• Work instructions: Filter out everything except lines holding "proposte".

Extracted data entries
= = =
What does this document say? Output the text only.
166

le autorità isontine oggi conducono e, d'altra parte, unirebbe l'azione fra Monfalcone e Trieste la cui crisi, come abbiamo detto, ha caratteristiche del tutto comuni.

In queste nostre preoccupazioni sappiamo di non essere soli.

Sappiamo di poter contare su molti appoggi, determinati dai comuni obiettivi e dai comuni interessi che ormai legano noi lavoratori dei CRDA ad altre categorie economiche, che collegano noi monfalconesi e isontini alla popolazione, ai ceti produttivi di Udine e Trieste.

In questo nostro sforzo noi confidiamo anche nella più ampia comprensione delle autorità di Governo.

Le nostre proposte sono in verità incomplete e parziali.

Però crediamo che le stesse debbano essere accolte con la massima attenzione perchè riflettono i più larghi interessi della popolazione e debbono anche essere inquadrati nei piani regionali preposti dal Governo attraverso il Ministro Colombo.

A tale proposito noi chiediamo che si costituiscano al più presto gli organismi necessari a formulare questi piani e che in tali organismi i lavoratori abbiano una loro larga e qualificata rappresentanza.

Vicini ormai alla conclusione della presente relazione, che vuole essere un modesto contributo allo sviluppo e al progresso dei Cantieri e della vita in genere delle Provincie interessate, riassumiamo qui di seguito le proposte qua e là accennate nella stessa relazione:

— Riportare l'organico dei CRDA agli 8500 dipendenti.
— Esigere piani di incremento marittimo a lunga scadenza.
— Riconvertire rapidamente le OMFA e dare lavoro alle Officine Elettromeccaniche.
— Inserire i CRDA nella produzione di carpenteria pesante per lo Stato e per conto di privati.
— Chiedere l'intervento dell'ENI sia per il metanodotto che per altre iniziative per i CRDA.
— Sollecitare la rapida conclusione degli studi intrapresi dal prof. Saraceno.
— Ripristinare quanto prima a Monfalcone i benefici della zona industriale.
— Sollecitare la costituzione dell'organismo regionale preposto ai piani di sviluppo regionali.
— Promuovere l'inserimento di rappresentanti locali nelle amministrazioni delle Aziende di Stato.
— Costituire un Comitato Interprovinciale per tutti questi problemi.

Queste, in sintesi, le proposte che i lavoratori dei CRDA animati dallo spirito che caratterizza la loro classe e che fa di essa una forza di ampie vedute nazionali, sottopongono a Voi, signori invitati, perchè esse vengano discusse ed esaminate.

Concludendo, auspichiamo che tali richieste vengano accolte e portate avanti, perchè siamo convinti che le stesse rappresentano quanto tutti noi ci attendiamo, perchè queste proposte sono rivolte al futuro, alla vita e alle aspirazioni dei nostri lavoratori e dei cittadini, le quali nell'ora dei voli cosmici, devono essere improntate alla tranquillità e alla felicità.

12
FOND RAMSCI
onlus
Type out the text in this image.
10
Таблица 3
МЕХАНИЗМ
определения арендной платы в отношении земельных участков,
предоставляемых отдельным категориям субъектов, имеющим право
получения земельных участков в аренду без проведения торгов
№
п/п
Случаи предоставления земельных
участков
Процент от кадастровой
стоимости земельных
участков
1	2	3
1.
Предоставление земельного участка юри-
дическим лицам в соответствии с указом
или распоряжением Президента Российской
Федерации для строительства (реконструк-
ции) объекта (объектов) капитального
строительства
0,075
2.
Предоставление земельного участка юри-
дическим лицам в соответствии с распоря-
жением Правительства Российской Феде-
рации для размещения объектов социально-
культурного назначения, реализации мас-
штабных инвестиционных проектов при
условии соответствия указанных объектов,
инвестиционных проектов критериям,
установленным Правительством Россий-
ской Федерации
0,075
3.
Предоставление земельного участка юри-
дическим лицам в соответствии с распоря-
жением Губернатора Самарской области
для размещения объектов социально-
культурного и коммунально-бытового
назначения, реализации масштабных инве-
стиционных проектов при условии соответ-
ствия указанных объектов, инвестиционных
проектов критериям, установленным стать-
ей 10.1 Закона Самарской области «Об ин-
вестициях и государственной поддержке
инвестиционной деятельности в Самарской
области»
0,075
= = =
• Output below:
Le nostre proposte sono in verità incomplete e parziali.
Vicini ormai alla conclusione della presente relazione, che vuole essere un modesto contributo allo sviluppo e al progresso dei Cantieri e della vita in genere delle Provincie interessate, riassumiamo qui di seguito le proposte qua e là accennate nella stessa relazione:
Queste, in sintesi, le proposte che i lavoratori dei CRDA animati dallo spirito che caratterizza la loro classe e che fa di essa una forza di ampie vedute nazionali, sottopongono a Voi, signori invitati, perchè esse vengano discusse ed esaminate.
Concludendo, auspichiamo che tali richieste vengano accolte e portate avanti, perchè siamo convinti che le stesse rappresentano quanto tutti noi ci attendiamo, perchè queste proposte sono rivolte al futuro, alla vita e alle aspirazioni dei nostri lavoratori e dei cittadini, le quali nell'ora dei voli cosmici, devono essere improntate alla tranquillità e alla felicità.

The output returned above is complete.